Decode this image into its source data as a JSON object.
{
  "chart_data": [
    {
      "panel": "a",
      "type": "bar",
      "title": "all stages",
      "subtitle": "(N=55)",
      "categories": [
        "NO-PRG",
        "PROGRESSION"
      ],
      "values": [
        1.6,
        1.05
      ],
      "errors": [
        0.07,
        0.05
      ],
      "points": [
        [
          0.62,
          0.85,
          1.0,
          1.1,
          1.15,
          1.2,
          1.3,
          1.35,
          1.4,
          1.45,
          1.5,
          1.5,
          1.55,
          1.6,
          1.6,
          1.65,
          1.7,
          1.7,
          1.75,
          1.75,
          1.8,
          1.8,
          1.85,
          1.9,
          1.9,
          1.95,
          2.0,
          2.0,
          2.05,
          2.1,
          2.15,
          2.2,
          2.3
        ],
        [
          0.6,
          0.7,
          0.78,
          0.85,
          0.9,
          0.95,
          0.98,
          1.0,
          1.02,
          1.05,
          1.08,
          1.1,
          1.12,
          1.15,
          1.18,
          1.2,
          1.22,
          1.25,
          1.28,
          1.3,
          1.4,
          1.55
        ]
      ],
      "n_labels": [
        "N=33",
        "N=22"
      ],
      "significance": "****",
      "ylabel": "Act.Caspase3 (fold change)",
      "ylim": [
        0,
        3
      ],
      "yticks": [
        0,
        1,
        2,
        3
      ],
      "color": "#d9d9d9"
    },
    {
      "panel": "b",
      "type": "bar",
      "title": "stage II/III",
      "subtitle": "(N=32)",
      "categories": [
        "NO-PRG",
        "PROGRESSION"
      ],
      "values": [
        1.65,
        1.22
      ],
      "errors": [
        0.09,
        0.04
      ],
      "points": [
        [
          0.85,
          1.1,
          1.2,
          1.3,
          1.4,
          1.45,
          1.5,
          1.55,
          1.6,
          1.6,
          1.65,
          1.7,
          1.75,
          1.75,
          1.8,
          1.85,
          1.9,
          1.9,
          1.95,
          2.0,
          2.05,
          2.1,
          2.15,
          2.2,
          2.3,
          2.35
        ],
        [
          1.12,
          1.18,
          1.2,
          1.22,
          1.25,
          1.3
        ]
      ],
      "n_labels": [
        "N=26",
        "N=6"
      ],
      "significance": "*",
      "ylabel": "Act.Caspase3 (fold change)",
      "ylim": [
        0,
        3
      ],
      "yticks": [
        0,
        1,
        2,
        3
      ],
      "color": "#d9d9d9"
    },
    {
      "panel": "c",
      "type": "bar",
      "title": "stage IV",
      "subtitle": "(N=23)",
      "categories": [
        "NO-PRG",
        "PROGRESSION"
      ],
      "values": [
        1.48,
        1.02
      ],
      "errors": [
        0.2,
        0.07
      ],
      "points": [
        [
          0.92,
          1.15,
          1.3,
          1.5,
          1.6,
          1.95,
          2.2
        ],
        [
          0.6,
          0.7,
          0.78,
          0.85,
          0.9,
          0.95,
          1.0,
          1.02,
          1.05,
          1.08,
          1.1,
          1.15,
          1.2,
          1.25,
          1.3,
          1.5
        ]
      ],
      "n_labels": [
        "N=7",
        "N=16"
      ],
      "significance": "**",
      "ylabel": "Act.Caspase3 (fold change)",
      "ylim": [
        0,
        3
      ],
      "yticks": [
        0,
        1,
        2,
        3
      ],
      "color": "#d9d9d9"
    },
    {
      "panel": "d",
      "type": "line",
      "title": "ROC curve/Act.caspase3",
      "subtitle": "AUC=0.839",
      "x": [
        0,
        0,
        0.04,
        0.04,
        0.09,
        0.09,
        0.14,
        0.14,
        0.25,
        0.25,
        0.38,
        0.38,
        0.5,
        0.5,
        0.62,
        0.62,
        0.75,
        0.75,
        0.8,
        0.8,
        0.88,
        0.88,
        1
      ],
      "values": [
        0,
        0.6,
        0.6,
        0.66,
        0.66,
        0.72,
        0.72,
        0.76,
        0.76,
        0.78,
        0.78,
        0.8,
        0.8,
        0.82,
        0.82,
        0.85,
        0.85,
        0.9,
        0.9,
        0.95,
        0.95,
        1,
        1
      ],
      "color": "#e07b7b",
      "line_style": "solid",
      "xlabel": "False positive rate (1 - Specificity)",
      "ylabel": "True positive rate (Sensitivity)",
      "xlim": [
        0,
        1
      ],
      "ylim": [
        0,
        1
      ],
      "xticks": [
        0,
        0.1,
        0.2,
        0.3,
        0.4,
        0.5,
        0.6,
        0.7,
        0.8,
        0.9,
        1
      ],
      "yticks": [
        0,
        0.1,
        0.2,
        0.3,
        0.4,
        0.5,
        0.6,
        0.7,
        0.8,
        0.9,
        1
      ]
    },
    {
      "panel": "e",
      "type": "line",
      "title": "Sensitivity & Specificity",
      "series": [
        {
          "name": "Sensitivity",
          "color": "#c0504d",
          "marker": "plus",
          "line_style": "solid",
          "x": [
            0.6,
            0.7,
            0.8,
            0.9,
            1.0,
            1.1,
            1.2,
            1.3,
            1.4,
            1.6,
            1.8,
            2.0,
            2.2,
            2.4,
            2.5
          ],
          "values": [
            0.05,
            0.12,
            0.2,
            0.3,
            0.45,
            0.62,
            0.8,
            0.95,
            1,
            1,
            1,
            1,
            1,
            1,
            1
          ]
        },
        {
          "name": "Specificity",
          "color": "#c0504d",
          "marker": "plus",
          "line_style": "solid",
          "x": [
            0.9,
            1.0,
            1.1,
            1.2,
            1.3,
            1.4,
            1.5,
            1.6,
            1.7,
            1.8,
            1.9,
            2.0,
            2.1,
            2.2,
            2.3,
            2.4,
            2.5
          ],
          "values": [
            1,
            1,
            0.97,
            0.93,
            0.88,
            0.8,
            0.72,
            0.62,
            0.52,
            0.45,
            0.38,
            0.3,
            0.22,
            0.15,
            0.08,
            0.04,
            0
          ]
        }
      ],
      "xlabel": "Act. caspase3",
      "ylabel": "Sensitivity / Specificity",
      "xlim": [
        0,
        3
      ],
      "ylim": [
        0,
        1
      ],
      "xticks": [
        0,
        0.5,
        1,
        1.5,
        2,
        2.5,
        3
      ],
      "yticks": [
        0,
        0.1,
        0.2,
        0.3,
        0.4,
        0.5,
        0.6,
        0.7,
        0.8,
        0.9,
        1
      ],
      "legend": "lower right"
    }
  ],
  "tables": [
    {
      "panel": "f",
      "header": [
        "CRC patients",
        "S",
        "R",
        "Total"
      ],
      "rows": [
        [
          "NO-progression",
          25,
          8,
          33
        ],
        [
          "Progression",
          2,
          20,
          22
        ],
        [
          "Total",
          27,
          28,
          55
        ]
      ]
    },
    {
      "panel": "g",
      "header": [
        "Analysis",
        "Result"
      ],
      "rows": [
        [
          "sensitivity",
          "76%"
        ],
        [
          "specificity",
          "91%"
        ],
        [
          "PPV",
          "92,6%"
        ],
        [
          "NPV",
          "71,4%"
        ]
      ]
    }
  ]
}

........

» Brief: Transcribe the full listing, word for word.

» The completed task:
Decode this image into its source data as a JSON object.
{
  "chart_data": [
    {
      "panel": "a",
      "type": "bar",
      "title": "all stages",
      "subtitle": "(N=55)",
      "categories": [
        "NO-PRG",
        "PROGRESSION"
      ],
      "values": [
        1.6,
        1.05
      ],
      "errors": [
        0.07,
        0.05
      ],
      "points": [
        [
          0.62,
          0.85,
          1.0,
          1.1,
          1.15,
          1.2,
          1.3,
          1.35,
          1.4,
          1.45,
          1.5,
          1.5,
          1.55,
          1.6,
          1.6,
          1.65,
          1.7,
          1.7,
          1.75,
          1.75,
          1.8,
          1.8,
          1.85,
          1.9,
          1.9,
          1.95,
          2.0,
          2.0,
          2.05,
          2.1,
          2.15,
          2.2,
          2.3
        ],
        [
          0.6,
          0.7,
          0.78,
          0.85,
          0.9,
          0.95,
          0.98,
          1.0,
          1.02,
          1.05,
          1.08,
          1.1,
          1.12,
          1.15,
          1.18,
          1.2,
          1.22,
          1.25,
          1.28,
          1.3,
          1.4,
          1.55
        ]
      ],
      "n_labels": [
        "N=33",
        "N=22"
      ],
      "significance": "****",
      "ylabel": "Act.Caspase3 (fold change)",
      "ylim": [
        0,
        3
      ],
      "yticks": [
        0,
        1,
        2,
        3
      ],
      "color": "#d9d9d9"
    },
    {
      "panel": "b",
      "type": "bar",
      "title": "stage II/III",
      "subtitle": "(N=32)",
      "categories": [
        "NO-PRG",
        "PROGRESSION"
      ],
      "values": [
        1.65,
        1.22
      ],
      "errors": [
        0.09,
        0.04
      ],
      "points": [
        [
          0.85,
          1.1,
          1.2,
          1.3,
          1.4,
          1.45,
          1.5,
          1.55,
          1.6,
          1.6,
          1.65,
          1.7,
          1.75,
          1.75,
          1.8,
          1.85,
          1.9,
          1.9,
          1.95,
          2.0,
          2.05,
          2.1,
          2.15,
          2.2,
          2.3,
          2.35
        ],
        [
          1.12,
          1.18,
          1.2,
          1.22,
          1.25,
          1.3
        ]
      ],
      "n_labels": [
        "N=26",
        "N=6"
      ],
      "significance": "*",
      "ylabel": "Act.Caspase3 (fold change)",
      "ylim": [
        0,
        3
      ],
      "yticks": [
        0,
        1,
        2,
        3
      ],
      "color": "#d9d9d9"
    },
    {
      "panel": "c",
      "type": "bar",
      "title": "stage IV",
      "subtitle": "(N=23)",
      "categories": [
        "NO-PRG",
        "PROGRESSION"
      ],
      "values": [
        1.48,
        1.02
      ],
      "errors": [
        0.2,
        0.07
      ],
      "points": [
        [
          0.92,
          1.15,
          1.3,
          1.5,
          1.6,
          1.95,
          2.2
        ],
        [
          0.6,
          0.7,
          0.78,
          0.85,
          0.9,
          0.95,
          1.0,
          1.02,
          1.05,
          1.08,
          1.1,
          1.15,
          1.2,
          1.25,
          1.3,
          1.5
        ]
      ],
      "n_labels": [
        "N=7",
        "N=16"
      ],
      "significance": "**",
      "ylabel": "Act.Caspase3 (fold change)",
      "ylim": [
        0,
        3
      ],
      "yticks": [
        0,
        1,
        2,
        3
      ],
      "color": "#d9d9d9"
    },
    {
      "panel": "d",
      "type": "line",
      "title": "ROC curve/Act.caspase3",
      "subtitle": "AUC=0.839",
      "x": [
        0,
        0,
        0.04,
        0.04,
        0.09,
        0.09,
        0.14,
        0.14,
        0.25,
        0.25,
        0.38,
        0.38,
        0.5,
        0.5,
        0.62,
        0.62,
        0.75,
        0.75,
        0.8,
        0.8,
        0.88,
        0.88,
        1
      ],
      "values": [
        0,
        0.6,
        0.6,
        0.66,
        0.66,
        0.72,
        0.72,
        0.76,
        0.76,
        0.78,
        0.78,
        0.8,
        0.8,
        0.82,
        0.82,
        0.85,
        0.85,
        0.9,
        0.9,
        0.95,
        0.95,
        1,
        1
      ],
      "color": "#e07b7b",
      "line_style": "solid",
      "xlabel": "False positive rate (1 - Specificity)",
      "ylabel": "True positive rate (Sensitivity)",
      "xlim": [
        0,
        1
      ],
      "ylim": [
        0,
        1
      ],
      "xticks": [
        0,
        0.1,
        0.2,
        0.3,
        0.4,
        0.5,
        0.6,
        0.7,
        0.8,
        0.9,
        1
      ],
      "yticks": [
        0,
        0.1,
        0.2,
        0.3,
        0.4,
        0.5,
        0.6,
        0.7,
        0.8,
        0.9,
        1
      ]
    },
    {
      "panel": "e",
      "type": "line",
      "title": "Sensitivity & Specificity",
      "series": [
        {
          "name": "Sensitivity",
          "color": "#c0504d",
          "marker": "plus",
          "line_style": "solid",
          "x": [
            0.6,
            0.7,
            0.8,
            0.9,
            1.0,
            1.1,
            1.2,
            1.3,
            1.4,
            1.6,
            1.8,
            2.0,
            2.2,
            2.4,
            2.5
          ],
          "values": [
            0.05,
            0.12,
            0.2,
            0.3,
            0.45,
            0.62,
            0.8,
            0.95,
            1,
            1,
            1,
            1,
            1,
            1,
            1
          ]
        },
        {
          "name": "Specificity",
          "color": "#c0504d",
          "marker": "plus",
          "line_style": "solid",
          "x": [
            0.9,
            1.0,
            1.1,
            1.2,
            1.3,
            1.4,
            1.5,
            1.6,
            1.7,
            1.8,
            1.9,
            2.0,
            2.1,
            2.2,
            2.3,
            2.4,
            2.5
          ],
          "values": [
            1,
            1,
            0.97,
            0.93,
            0.88,
            0.8,
            0.72,
            0.62,
            0.52,
            0.45,
            0.38,
            0.3,
            0.22,
            0.15,
            0.08,
            0.04,
            0
          ]
        }
      ],
      "xlabel": "Act. caspase3",
      "ylabel": "Sensitivity / Specificity",
      "xlim": [
        0,
        3
      ],
      "ylim": [
        0,
        1
      ],
      "xticks": [
        0,
        0.5,
        1,
        1.5,
        2,
        2.5,
        3
      ],
      "yticks": [
        0,
        0.1,
        0.2,
        0.3,
        0.4,
        0.5,
        0.6,
        0.7,
        0.8,
        0.9,
        1
      ],
      "legend": "lower right"
    }
  ],
  "tables": [
    {
      "panel": "f",
      "header": [
        "CRC patients",
        "S",
        "R",
        "Total"
      ],
      "rows": [
        [
          "NO-progression",
          25,
          8,
          33
        ],
        [
          "Progression",
          2,
          20,
          22
        ],
        [
          "Total",
          27,
          28,
          55
        ]
      ]
    },
    {
      "panel": "g",
      "header": [
        "Analysis",
        "Result"
      ],
      "rows": [
        [
          "sensitivity",
          "76%"
        ],
        [
          "specificity",
          "91%"
        ],
        [
          "PPV",
          "92,6%"
        ],
        [
          "NPV",
          "71,4%"
        ]
      ]
    }
  ]
}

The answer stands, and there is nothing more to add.